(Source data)
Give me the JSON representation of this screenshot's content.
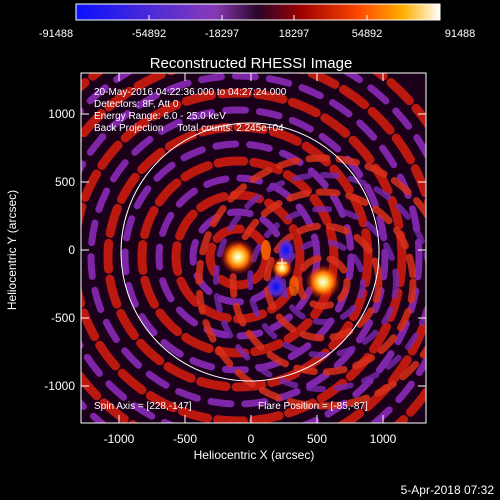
{
  "colorbar": {
    "ticks": [
      "-91488",
      "-54892",
      "-18297",
      "18297",
      "54892",
      "91488"
    ],
    "colors": {
      "neg_max": "#1a1aff",
      "neg_mid": "#7a30c8",
      "zero": "#3a0a3a",
      "pos_low": "#c80000",
      "pos_mid": "#ff7000",
      "pos_max": "#ffffff"
    }
  },
  "plot": {
    "title": "Reconstructed RHESSI Image",
    "info_lines": [
      "20-May-2016 04:22:36.000 to 04:27:24.000",
      "Detectors: 8F, Att 0",
      "Energy Range: 6.0 - 25.0 keV",
      "Back Projection     Total counts: 2.245e+04"
    ],
    "spin_axis": "Spin Axis = [228,-147]",
    "flare_position": "Flare Position = [-85,-87]",
    "x_label": "Heliocentric X (arcsec)",
    "y_label": "Heliocentric Y (arcsec)",
    "x_ticks": [
      "-1000",
      "-500",
      "0",
      "500",
      "1000"
    ],
    "y_ticks": [
      "1000",
      "500",
      "0",
      "-500",
      "-1000"
    ]
  },
  "footer": {
    "timestamp": "5-Apr-2018 07:32"
  }
}
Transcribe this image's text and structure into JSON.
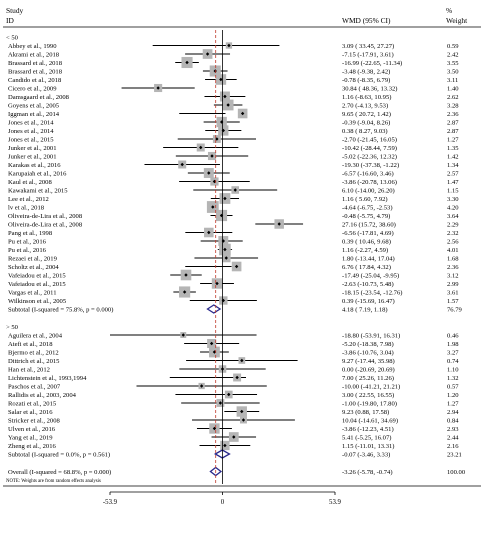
{
  "chart_data": {
    "type": "forest",
    "title": "",
    "xlabel": "",
    "ylabel": "",
    "xlim": [
      -53.9,
      53.9
    ],
    "ticks": [
      "-53.9",
      "0",
      "53.9"
    ],
    "tick_values": [
      -53.9,
      0,
      53.9
    ],
    "header": {
      "study_line1": "Study",
      "study_line2": "ID",
      "effect": "WMD (95% CI)",
      "weight_line1": "%",
      "weight_line2": "Weight"
    },
    "groups": [
      {
        "label": "< 50",
        "studies": [
          {
            "study": "Abbey et al., 1990",
            "wmd": 3.09,
            "lo": -33.45,
            "hi": 27.27,
            "ci": "3.09 ( 33.45, 27.27)",
            "weight": "0.59"
          },
          {
            "study": "Akrami et al., 2018",
            "wmd": -7.15,
            "lo": -17.91,
            "hi": 3.61,
            "ci": "-7.15 (-17.91, 3.61)",
            "weight": "2.42"
          },
          {
            "study": "Brassard et al., 2018",
            "wmd": -16.99,
            "lo": -22.65,
            "hi": -11.34,
            "ci": "-16.99 (-22.65, -11.34)",
            "weight": "3.55"
          },
          {
            "study": "Brassard et al., 2018",
            "wmd": -3.48,
            "lo": -9.38,
            "hi": 2.42,
            "ci": "-3.48 (-9.38, 2.42)",
            "weight": "3.50"
          },
          {
            "study": "Candido et al., 2018",
            "wmd": -0.78,
            "lo": -8.35,
            "hi": 6.79,
            "ci": "-0.78 (-8.35, 6.79)",
            "weight": "3.11"
          },
          {
            "study": "Cicero et al., 2009",
            "wmd": -30.84,
            "lo": -48.36,
            "hi": -13.32,
            "ci": "30.84 ( 48.36, 13.32)",
            "weight": "1.40"
          },
          {
            "study": "Damsgaard et al., 2008",
            "wmd": 1.16,
            "lo": -8.63,
            "hi": 10.95,
            "ci": "1.16 (-8.63, 10.95)",
            "weight": "2.62"
          },
          {
            "study": "Goyens et al., 2005",
            "wmd": 2.7,
            "lo": -4.13,
            "hi": 9.53,
            "ci": "2.70 (-4.13, 9.53)",
            "weight": "3.28"
          },
          {
            "study": "Iggman et al., 2014",
            "wmd": 9.65,
            "lo": -20.72,
            "hi": 1.42,
            "ci": "9.65 ( 20.72, 1.42)",
            "weight": "2.36"
          },
          {
            "study": "Jones et al., 2014",
            "wmd": -0.39,
            "lo": -9.04,
            "hi": 8.26,
            "ci": "-0.39 (-9.04, 8.26)",
            "weight": "2.87"
          },
          {
            "study": "Jones et al., 2014",
            "wmd": 0.38,
            "lo": -8.27,
            "hi": 9.03,
            "ci": "0.38 ( 8.27, 9.03)",
            "weight": "2.87"
          },
          {
            "study": "Jones et al., 2015",
            "wmd": -2.7,
            "lo": -21.45,
            "hi": 16.05,
            "ci": "-2.70 (-21.45, 16.05)",
            "weight": "1.27"
          },
          {
            "study": "Junker et al., 2001",
            "wmd": -10.42,
            "lo": -28.44,
            "hi": 7.59,
            "ci": "-10.42 (-28.44, 7.59)",
            "weight": "1.35"
          },
          {
            "study": "Junker et al., 2001",
            "wmd": -5.02,
            "lo": -22.36,
            "hi": 12.32,
            "ci": "-5.02 (-22.36, 12.32)",
            "weight": "1.42"
          },
          {
            "study": "Karakas et al., 2016",
            "wmd": -19.3,
            "lo": -37.38,
            "hi": -1.22,
            "ci": "-19.30 (-37.38, -1.22)",
            "weight": "1.34"
          },
          {
            "study": "Karupaiah et al., 2016",
            "wmd": -6.57,
            "lo": -16.6,
            "hi": 3.46,
            "ci": "-6.57 (-16.60, 3.46)",
            "weight": "2.57"
          },
          {
            "study": "Kaul et al., 2008",
            "wmd": -3.86,
            "lo": -20.78,
            "hi": 13.06,
            "ci": "-3.86 (-20.78, 13.06)",
            "weight": "1.47"
          },
          {
            "study": "Kawakami et al., 2015",
            "wmd": 6.1,
            "lo": -14.0,
            "hi": 26.2,
            "ci": "6.10 (-14.00, 26.20)",
            "weight": "1.15"
          },
          {
            "study": "Lee et al., 2012",
            "wmd": 1.16,
            "lo": -5.6,
            "hi": 7.92,
            "ci": "1.16 ( 5.60, 7.92)",
            "weight": "3.30"
          },
          {
            "study": "lv et al., 2018",
            "wmd": -4.64,
            "lo": -6.75,
            "hi": -2.53,
            "ci": "-4.64 (-6.75, -2.53)",
            "weight": "4.20"
          },
          {
            "study": "Oliveira-de-Lira et al., 2008",
            "wmd": -0.48,
            "lo": -5.75,
            "hi": 4.79,
            "ci": "-0.48 (-5.75, 4.79)",
            "weight": "3.64"
          },
          {
            "study": "Oliveira-de-Lira et al., 2008",
            "wmd": 27.16,
            "lo": 15.72,
            "hi": 38.6,
            "ci": "27.16 (15.72, 38.60)",
            "weight": "2.29"
          },
          {
            "study": "Pang et al., 1998",
            "wmd": -6.56,
            "lo": -17.81,
            "hi": 4.69,
            "ci": "-6.56 (-17.81, 4.69)",
            "weight": "2.32"
          },
          {
            "study": "Pu et al., 2016",
            "wmd": 0.39,
            "lo": -10.46,
            "hi": 9.68,
            "ci": "0.39 ( 10.46, 9.68)",
            "weight": "2.56"
          },
          {
            "study": "Pu et al., 2016",
            "wmd": 1.16,
            "lo": -2.27,
            "hi": 4.59,
            "ci": "1.16 (-2.27, 4.59)",
            "weight": "4.01"
          },
          {
            "study": "Rezaei et al., 2019",
            "wmd": 1.8,
            "lo": -13.44,
            "hi": 17.04,
            "ci": "1.80 (-13.44, 17.04)",
            "weight": "1.68"
          },
          {
            "study": "Scholtz et al., 2004",
            "wmd": 6.76,
            "lo": -17.84,
            "hi": 4.32,
            "ci": "6.76 ( 17.84, 4.32)",
            "weight": "2.36"
          },
          {
            "study": "Vafeiadou et al., 2015",
            "wmd": -17.49,
            "lo": -25.04,
            "hi": -9.95,
            "ci": "-17.49 (-25.04, -9.95)",
            "weight": "3.12"
          },
          {
            "study": "Vafeiadou et al., 2015",
            "wmd": -2.63,
            "lo": -10.73,
            "hi": 5.48,
            "ci": "-2.63 (-10.73, 5.48)",
            "weight": "2.99"
          },
          {
            "study": "Vargas et al., 2011",
            "wmd": -18.15,
            "lo": -23.54,
            "hi": -12.76,
            "ci": "-18.15 (-23.54, -12.76)",
            "weight": "3.61"
          },
          {
            "study": "Wilkinson et al., 2005",
            "wmd": 0.39,
            "lo": -15.69,
            "hi": 16.47,
            "ci": "0.39 (-15.69, 16.47)",
            "weight": "1.57"
          }
        ],
        "subtotal": {
          "label": "Subtotal  (I-squared = 75.8%, p = 0.000)",
          "wmd": -4.18,
          "lo": -7.19,
          "hi": -1.18,
          "ci": "4.18 ( 7.19, 1.18)",
          "weight": "76.79"
        }
      },
      {
        "label": "> 50",
        "studies": [
          {
            "study": "Aguilera et al., 2004",
            "wmd": -18.8,
            "lo": -53.91,
            "hi": 16.31,
            "ci": "-18.80 (-53.91, 16.31)",
            "weight": "0.46"
          },
          {
            "study": "Atefi et al., 2018",
            "wmd": -5.2,
            "lo": -18.38,
            "hi": 7.98,
            "ci": "-5.20 (-18.38, 7.98)",
            "weight": "1.98"
          },
          {
            "study": "Bjermo et al., 2012",
            "wmd": -3.86,
            "lo": -10.76,
            "hi": 3.04,
            "ci": "-3.86 (-10.76, 3.04)",
            "weight": "3.27"
          },
          {
            "study": "Dittrich et al., 2015",
            "wmd": 9.27,
            "lo": -17.44,
            "hi": 35.98,
            "ci": "9.27 (-17.44, 35.98)",
            "weight": "0.74"
          },
          {
            "study": "Han et al., 2012",
            "wmd": 0.0,
            "lo": -20.69,
            "hi": 20.69,
            "ci": "0.00 (-20.69, 20.69)",
            "weight": "1.10"
          },
          {
            "study": "Lichtenstein et al., 1993,1994",
            "wmd": 7.0,
            "lo": -25.26,
            "hi": 11.26,
            "ci": "7.00 ( 25.26, 11.26)",
            "weight": "1.32"
          },
          {
            "study": "Paschos et al., 2007",
            "wmd": -10.0,
            "lo": -41.21,
            "hi": 21.21,
            "ci": "-10.00 (-41.21, 21.21)",
            "weight": "0.57"
          },
          {
            "study": "Rallidis et al., 2003, 2004",
            "wmd": 3.0,
            "lo": -22.55,
            "hi": 16.55,
            "ci": "3.00 ( 22.55, 16.55)",
            "weight": "1.20"
          },
          {
            "study": "Rozati et al., 2015",
            "wmd": -1.0,
            "lo": -19.8,
            "hi": 17.8,
            "ci": "-1.00 (-19.80, 17.80)",
            "weight": "1.27"
          },
          {
            "study": "Salar et al., 2016",
            "wmd": 9.23,
            "lo": 0.88,
            "hi": 17.58,
            "ci": "9.23 (0.88, 17.58)",
            "weight": "2.94"
          },
          {
            "study": "Stricker et al., 2008",
            "wmd": 10.04,
            "lo": -14.61,
            "hi": 34.69,
            "ci": "10.04 (-14.61, 34.69)",
            "weight": "0.84"
          },
          {
            "study": "Ulven et al., 2016",
            "wmd": -3.86,
            "lo": -12.23,
            "hi": 4.51,
            "ci": "-3.86 (-12.23, 4.51)",
            "weight": "2.93"
          },
          {
            "study": "Yang et al., 2019",
            "wmd": 5.41,
            "lo": -5.25,
            "hi": 16.07,
            "ci": "5.41 (-5.25, 16.07)",
            "weight": "2.44"
          },
          {
            "study": "Zheng et al., 2016",
            "wmd": 1.15,
            "lo": -11.01,
            "hi": 13.31,
            "ci": "1.15 (-11.01, 13.31)",
            "weight": "2.16"
          }
        ],
        "subtotal": {
          "label": "Subtotal  (I-squared = 0.0%, p = 0.561)",
          "wmd": -0.07,
          "lo": -3.46,
          "hi": 3.33,
          "ci": "-0.07 (-3.46, 3.33)",
          "weight": "23.21"
        }
      }
    ],
    "overall": {
      "label": "Overall  (I-squared = 68.8%, p = 0.000)",
      "wmd": -3.26,
      "lo": -5.78,
      "hi": -0.74,
      "ci": "-3.26 (-5.78, -0.74)",
      "weight": "100.00"
    },
    "note": "NOTE: Weights are from random effects analysis",
    "colors": {
      "box": "#b5b5b5",
      "diamond": "#2a2a8c",
      "line": "#000000",
      "ref_dash": "#c0392b"
    }
  }
}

- Stated task -
Go through the material above and count the lines that include "JSON". Give the number alone.

- Output -
2